Reproduce all of the listing below without alteration.

> _GIVEN DATA_
----
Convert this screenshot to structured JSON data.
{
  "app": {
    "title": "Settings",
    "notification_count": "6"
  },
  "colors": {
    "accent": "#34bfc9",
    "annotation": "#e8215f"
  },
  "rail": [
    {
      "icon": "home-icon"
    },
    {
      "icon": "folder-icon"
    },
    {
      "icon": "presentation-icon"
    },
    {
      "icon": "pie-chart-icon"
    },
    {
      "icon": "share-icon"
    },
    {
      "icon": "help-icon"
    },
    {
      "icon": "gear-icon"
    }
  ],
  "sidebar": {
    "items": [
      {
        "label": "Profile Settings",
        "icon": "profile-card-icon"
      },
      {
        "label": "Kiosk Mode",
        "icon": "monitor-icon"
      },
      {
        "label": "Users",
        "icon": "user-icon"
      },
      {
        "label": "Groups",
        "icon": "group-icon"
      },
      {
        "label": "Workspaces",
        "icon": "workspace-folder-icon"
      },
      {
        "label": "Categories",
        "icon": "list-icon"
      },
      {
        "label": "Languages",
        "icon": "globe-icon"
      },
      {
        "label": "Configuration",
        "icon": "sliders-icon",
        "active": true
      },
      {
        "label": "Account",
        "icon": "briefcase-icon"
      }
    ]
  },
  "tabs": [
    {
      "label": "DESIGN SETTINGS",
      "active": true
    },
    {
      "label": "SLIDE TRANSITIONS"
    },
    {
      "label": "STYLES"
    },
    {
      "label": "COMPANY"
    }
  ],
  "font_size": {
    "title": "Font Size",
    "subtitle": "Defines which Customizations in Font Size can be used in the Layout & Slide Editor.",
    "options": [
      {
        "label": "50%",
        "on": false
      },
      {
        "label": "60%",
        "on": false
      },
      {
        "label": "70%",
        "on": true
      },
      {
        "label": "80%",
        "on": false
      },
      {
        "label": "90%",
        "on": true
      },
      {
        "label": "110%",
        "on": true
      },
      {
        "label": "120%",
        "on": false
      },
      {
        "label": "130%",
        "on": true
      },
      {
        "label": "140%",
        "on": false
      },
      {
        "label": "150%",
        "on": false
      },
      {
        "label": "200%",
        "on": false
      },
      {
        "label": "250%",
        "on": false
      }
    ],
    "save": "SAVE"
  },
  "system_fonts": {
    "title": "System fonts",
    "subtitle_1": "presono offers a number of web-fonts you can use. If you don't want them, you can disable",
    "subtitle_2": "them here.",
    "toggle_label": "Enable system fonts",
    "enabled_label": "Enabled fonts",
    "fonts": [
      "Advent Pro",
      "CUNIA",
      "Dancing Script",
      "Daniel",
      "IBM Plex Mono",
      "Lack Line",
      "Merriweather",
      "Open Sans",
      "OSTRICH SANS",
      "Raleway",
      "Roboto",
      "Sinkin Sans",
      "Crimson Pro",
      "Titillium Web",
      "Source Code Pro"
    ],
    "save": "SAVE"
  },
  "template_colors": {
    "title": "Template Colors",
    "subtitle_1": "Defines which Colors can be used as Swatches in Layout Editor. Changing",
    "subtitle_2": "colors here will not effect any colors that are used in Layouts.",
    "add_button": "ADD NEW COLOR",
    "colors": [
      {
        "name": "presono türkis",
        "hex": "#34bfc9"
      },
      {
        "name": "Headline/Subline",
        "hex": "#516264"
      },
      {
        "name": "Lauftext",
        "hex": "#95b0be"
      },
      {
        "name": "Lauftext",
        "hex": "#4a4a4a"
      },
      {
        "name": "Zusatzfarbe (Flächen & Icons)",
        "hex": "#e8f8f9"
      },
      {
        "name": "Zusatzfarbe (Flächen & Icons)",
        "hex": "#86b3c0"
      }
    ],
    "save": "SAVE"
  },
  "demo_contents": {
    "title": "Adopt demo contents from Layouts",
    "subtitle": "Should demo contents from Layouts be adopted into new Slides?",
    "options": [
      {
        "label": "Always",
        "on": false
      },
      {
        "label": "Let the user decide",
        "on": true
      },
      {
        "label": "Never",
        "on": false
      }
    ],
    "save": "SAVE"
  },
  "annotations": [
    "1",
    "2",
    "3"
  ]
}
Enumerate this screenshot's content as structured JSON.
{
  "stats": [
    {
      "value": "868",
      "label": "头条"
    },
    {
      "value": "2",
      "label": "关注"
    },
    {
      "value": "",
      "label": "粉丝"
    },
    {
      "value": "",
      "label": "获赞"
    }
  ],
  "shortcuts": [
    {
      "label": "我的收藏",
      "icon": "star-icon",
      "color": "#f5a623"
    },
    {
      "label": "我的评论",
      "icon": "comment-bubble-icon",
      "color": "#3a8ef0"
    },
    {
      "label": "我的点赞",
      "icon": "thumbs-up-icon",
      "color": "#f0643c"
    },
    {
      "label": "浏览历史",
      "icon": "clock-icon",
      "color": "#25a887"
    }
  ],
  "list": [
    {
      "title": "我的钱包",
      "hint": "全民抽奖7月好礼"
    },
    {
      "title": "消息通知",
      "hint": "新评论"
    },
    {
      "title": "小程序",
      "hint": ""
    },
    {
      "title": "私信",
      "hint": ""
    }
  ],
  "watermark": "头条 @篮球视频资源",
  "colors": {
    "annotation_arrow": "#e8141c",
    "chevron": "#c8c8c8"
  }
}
----
> _WRITTEN ANSWER_
Convert this screenshot to structured JSON data.
{
  "app": {
    "title": "Settings",
    "notification_count": "6"
  },
  "colors": {
    "accent": "#34bfc9",
    "annotation": "#e8215f"
  },
  "rail": [
    {
      "icon": "home-icon"
    },
    {
      "icon": "folder-icon"
    },
    {
      "icon": "presentation-icon"
    },
    {
      "icon": "pie-chart-icon"
    },
    {
      "icon": "share-icon"
    },
    {
      "icon": "help-icon"
    },
    {
      "icon": "gear-icon"
    }
  ],
  "sidebar": {
    "items": [
      {
        "label": "Profile Settings",
        "icon": "profile-card-icon"
      },
      {
        "label": "Kiosk Mode",
        "icon": "monitor-icon"
      },
      {
        "label": "Users",
        "icon": "user-icon"
      },
      {
        "label": "Groups",
        "icon": "group-icon"
      },
      {
        "label": "Workspaces",
        "icon": "workspace-folder-icon"
      },
      {
        "label": "Categories",
        "icon": "list-icon"
      },
      {
        "label": "Languages",
        "icon": "globe-icon"
      },
      {
        "label": "Configuration",
        "icon": "sliders-icon",
        "active": true
      },
      {
        "label": "Account",
        "icon": "briefcase-icon"
      }
    ]
  },
  "tabs": [
    {
      "label": "DESIGN SETTINGS",
      "active": true
    },
    {
      "label": "SLIDE TRANSITIONS"
    },
    {
      "label": "STYLES"
    },
    {
      "label": "COMPANY"
    }
  ],
  "font_size": {
    "title": "Font Size",
    "subtitle": "Defines which Customizations in Font Size can be used in the Layout & Slide Editor.",
    "options": [
      {
        "label": "50%",
        "on": false
      },
      {
        "label": "60%",
        "on": false
      },
      {
        "label": "70%",
        "on": true
      },
      {
        "label": "80%",
        "on": false
      },
      {
        "label": "90%",
        "on": true
      },
      {
        "label": "110%",
        "on": true
      },
      {
        "label": "120%",
        "on": false
      },
      {
        "label": "130%",
        "on": true
      },
      {
        "label": "140%",
        "on": false
      },
      {
        "label": "150%",
        "on": false
      },
      {
        "label": "200%",
        "on": false
      },
      {
        "label": "250%",
        "on": false
      }
    ],
    "save": "SAVE"
  },
  "system_fonts": {
    "title": "System fonts",
    "subtitle_1": "presono offers a number of web-fonts you can use. If you don't want them, you can disable",
    "subtitle_2": "them here.",
    "toggle_label": "Enable system fonts",
    "enabled_label": "Enabled fonts",
    "fonts": [
      "Advent Pro",
      "CUNIA",
      "Dancing Script",
      "Daniel",
      "IBM Plex Mono",
      "Lack Line",
      "Merriweather",
      "Open Sans",
      "OSTRICH SANS",
      "Raleway",
      "Roboto",
      "Sinkin Sans",
      "Crimson Pro",
      "Titillium Web",
      "Source Code Pro"
    ],
    "save": "SAVE"
  },
  "template_colors": {
    "title": "Template Colors",
    "subtitle_1": "Defines which Colors can be used as Swatches in Layout Editor. Changing",
    "subtitle_2": "colors here will not effect any colors that are used in Layouts.",
    "add_button": "ADD NEW COLOR",
    "colors": [
      {
        "name": "presono türkis",
        "hex": "#34bfc9"
      },
      {
        "name": "Headline/Subline",
        "hex": "#516264"
      },
      {
        "name": "Lauftext",
        "hex": "#95b0be"
      },
      {
        "name": "Lauftext",
        "hex": "#4a4a4a"
      },
      {
        "name": "Zusatzfarbe (Flächen & Icons)",
        "hex": "#e8f8f9"
      },
      {
        "name": "Zusatzfarbe (Flächen & Icons)",
        "hex": "#86b3c0"
      }
    ],
    "save": "SAVE"
  },
  "demo_contents": {
    "title": "Adopt demo contents from Layouts",
    "subtitle": "Should demo contents from Layouts be adopted into new Slides?",
    "options": [
      {
        "label": "Always",
        "on": false
      },
      {
        "label": "Let the user decide",
        "on": true
      },
      {
        "label": "Never",
        "on": false
      }
    ],
    "save": "SAVE"
  },
  "annotations": [
    "1",
    "2",
    "3"
  ]
}
Enumerate this screenshot's content as structured JSON.
{
  "stats": [
    {
      "value": "868",
      "label": "头条"
    },
    {
      "value": "2",
      "label": "关注"
    },
    {
      "value": "",
      "label": "粉丝"
    },
    {
      "value": "",
      "label": "获赞"
    }
  ],
  "shortcuts": [
    {
      "label": "我的收藏",
      "icon": "star-icon",
      "color": "#f5a623"
    },
    {
      "label": "我的评论",
      "icon": "comment-bubble-icon",
      "color": "#3a8ef0"
    },
    {
      "label": "我的点赞",
      "icon": "thumbs-up-icon",
      "color": "#f0643c"
    },
    {
      "label": "浏览历史",
      "icon": "clock-icon",
      "color": "#25a887"
    }
  ],
  "list": [
    {
      "title": "我的钱包",
      "hint": "全民抽奖7月好礼"
    },
    {
      "title": "消息通知",
      "hint": "新评论"
    },
    {
      "title": "小程序",
      "hint": ""
    },
    {
      "title": "私信",
      "hint": ""
    }
  ],
  "watermark": "头条 @篮球视频资源",
  "colors": {
    "annotation_arrow": "#e8141c",
    "chevron": "#c8c8c8"
  }
}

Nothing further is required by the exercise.